-- Start DATA TO PROCESS --

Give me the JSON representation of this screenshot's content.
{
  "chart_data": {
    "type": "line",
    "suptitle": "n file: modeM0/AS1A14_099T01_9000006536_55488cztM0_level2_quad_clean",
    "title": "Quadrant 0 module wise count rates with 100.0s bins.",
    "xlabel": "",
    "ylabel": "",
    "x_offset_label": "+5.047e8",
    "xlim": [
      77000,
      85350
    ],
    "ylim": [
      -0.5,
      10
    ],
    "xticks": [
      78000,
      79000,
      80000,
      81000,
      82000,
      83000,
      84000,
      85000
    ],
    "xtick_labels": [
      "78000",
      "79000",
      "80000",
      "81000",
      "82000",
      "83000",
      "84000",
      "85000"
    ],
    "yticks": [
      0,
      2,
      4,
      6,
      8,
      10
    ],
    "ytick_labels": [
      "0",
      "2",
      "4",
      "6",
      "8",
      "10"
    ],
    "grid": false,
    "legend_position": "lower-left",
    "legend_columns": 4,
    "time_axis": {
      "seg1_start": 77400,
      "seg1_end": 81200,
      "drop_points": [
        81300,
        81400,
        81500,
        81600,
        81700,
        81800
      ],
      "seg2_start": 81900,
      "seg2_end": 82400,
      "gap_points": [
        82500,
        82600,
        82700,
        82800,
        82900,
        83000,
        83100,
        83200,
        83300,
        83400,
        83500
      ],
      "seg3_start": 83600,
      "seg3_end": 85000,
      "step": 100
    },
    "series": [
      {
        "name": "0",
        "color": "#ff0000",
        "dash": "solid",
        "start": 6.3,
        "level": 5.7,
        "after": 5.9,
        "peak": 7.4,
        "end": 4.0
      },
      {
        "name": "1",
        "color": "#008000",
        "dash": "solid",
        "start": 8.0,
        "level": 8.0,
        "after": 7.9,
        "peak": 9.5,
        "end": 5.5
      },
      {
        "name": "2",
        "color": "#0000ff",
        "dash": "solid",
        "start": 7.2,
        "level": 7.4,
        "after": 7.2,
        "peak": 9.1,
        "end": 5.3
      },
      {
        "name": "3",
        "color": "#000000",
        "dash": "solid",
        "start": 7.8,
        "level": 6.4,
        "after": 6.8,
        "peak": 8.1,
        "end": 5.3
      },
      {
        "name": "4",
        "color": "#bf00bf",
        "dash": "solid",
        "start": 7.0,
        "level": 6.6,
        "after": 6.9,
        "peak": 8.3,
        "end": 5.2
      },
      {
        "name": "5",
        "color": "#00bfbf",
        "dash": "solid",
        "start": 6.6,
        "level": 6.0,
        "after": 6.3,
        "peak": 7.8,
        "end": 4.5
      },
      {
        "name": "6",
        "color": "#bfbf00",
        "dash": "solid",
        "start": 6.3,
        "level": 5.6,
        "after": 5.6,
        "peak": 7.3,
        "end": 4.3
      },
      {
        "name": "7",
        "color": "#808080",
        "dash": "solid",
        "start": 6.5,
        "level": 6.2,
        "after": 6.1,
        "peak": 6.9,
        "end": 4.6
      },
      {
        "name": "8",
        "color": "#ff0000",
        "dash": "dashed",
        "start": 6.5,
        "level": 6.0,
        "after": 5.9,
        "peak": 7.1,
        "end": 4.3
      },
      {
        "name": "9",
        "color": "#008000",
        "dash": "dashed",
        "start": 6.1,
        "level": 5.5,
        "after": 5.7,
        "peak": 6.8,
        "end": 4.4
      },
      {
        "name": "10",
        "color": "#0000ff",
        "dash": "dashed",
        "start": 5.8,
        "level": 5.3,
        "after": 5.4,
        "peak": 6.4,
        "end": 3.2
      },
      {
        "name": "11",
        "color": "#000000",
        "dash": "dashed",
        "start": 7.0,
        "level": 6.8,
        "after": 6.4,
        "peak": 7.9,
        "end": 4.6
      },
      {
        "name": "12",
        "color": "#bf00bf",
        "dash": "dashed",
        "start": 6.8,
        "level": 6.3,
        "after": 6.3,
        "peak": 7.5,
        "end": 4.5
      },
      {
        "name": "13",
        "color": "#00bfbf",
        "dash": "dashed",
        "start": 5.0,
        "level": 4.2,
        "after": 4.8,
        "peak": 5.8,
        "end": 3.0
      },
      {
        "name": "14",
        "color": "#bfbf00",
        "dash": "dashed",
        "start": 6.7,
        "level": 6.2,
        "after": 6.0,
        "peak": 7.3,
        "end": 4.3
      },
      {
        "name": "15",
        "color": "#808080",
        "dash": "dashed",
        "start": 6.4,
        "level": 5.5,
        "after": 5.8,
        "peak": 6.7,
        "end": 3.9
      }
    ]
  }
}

-- End DATA TO PROCESS --
-- Start DATA TO PROCESS --

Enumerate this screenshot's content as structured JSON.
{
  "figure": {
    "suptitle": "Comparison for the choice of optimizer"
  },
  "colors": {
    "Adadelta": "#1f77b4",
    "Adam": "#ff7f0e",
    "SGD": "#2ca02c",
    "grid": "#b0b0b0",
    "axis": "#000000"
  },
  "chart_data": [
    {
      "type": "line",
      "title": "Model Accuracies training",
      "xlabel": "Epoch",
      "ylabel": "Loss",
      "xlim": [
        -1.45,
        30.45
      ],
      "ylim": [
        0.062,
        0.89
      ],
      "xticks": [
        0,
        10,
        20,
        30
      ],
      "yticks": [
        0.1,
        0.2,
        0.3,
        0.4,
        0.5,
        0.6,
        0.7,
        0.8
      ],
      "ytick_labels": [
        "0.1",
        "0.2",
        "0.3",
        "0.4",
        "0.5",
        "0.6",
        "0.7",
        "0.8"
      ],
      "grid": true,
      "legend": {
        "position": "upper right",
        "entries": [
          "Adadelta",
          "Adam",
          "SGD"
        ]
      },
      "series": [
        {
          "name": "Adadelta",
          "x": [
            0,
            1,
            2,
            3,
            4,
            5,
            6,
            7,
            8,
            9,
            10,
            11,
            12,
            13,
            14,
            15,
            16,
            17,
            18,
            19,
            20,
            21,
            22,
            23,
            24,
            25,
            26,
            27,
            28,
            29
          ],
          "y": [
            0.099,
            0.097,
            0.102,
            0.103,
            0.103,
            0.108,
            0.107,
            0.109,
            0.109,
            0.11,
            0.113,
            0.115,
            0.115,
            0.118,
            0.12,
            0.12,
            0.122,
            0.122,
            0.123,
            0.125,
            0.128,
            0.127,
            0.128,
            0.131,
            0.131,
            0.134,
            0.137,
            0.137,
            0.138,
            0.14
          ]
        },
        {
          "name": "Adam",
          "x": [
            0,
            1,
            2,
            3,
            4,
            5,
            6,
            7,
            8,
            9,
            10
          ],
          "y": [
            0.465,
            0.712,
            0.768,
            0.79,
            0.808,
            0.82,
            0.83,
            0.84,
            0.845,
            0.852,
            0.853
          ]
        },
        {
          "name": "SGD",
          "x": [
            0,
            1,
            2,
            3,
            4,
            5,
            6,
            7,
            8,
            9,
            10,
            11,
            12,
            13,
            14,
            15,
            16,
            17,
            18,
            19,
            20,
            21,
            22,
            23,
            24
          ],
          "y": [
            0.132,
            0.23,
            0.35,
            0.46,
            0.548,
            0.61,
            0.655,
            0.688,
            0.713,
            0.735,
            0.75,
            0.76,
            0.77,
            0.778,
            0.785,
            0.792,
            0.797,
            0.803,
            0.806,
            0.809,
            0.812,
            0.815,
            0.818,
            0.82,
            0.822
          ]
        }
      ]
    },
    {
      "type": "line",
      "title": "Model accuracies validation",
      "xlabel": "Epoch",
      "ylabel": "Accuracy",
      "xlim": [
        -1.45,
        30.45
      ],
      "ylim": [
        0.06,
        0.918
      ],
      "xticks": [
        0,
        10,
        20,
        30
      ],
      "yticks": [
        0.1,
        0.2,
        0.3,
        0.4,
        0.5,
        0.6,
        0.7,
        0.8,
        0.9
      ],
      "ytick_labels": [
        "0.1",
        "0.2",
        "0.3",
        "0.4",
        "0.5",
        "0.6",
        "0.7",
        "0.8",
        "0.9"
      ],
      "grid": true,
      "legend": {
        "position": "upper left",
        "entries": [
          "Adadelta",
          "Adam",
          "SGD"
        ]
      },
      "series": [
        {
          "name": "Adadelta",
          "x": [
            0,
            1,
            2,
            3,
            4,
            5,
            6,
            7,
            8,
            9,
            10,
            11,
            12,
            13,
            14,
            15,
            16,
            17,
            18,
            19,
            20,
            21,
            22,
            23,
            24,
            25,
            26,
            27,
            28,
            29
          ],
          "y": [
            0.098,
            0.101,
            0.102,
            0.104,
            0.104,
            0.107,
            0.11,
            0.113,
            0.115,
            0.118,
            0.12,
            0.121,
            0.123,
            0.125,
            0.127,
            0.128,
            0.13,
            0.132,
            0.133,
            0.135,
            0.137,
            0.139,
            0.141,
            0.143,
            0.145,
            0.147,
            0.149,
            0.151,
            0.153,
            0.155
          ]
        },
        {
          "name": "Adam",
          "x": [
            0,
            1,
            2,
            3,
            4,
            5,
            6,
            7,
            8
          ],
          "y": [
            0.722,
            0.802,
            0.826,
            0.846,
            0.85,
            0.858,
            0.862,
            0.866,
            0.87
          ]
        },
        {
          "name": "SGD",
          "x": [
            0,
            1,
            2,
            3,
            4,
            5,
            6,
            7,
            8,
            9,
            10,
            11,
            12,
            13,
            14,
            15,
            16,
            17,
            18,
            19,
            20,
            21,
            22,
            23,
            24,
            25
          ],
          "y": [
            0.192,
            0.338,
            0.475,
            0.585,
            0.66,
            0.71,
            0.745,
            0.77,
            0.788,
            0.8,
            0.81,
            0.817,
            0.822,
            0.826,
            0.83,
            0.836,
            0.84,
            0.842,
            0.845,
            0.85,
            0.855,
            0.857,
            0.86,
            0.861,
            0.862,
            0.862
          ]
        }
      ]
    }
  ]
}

-- End DATA TO PROCESS --

__PROBLEM TO SOLVE__. Give solely the number of lines in the data that contain the string "screenshot".

__FINISHED TASK__. 2